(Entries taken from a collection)
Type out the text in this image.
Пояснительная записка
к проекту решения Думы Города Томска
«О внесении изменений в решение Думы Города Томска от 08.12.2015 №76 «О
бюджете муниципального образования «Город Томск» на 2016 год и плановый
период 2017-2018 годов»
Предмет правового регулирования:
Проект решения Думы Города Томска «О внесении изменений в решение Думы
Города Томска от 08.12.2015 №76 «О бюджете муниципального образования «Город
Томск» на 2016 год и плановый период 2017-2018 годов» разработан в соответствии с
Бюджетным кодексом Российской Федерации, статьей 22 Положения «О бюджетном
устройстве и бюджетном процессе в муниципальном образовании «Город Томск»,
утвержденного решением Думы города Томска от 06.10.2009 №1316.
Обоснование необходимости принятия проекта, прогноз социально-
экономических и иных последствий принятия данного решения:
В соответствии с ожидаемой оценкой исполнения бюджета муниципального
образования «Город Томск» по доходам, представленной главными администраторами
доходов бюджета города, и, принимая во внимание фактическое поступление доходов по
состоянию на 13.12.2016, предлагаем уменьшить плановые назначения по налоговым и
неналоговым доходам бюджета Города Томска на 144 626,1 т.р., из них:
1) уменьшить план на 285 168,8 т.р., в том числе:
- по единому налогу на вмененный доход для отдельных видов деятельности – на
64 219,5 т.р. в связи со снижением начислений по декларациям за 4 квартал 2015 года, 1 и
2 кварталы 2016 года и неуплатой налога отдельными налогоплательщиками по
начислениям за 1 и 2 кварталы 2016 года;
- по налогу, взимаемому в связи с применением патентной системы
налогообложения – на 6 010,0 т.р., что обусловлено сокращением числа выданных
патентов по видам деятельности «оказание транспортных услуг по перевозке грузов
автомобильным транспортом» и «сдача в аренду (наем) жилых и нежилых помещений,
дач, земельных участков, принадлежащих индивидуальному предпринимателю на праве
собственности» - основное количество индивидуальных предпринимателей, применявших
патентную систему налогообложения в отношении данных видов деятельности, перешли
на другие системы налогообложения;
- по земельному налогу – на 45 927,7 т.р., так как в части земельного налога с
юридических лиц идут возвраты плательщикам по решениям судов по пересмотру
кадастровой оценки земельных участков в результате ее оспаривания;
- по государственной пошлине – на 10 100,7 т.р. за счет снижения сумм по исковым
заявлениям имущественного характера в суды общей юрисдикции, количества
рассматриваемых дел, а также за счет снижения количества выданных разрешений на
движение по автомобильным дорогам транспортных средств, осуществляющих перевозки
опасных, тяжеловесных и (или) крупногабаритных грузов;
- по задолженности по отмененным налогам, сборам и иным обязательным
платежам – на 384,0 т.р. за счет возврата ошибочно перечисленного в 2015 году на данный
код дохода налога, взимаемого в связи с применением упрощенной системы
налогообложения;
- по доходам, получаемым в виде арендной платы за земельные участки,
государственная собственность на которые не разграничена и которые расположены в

_Exercise prompt_
Give the count of lines that hold the word "видов", with nothing added.

_Output of the exercise_
2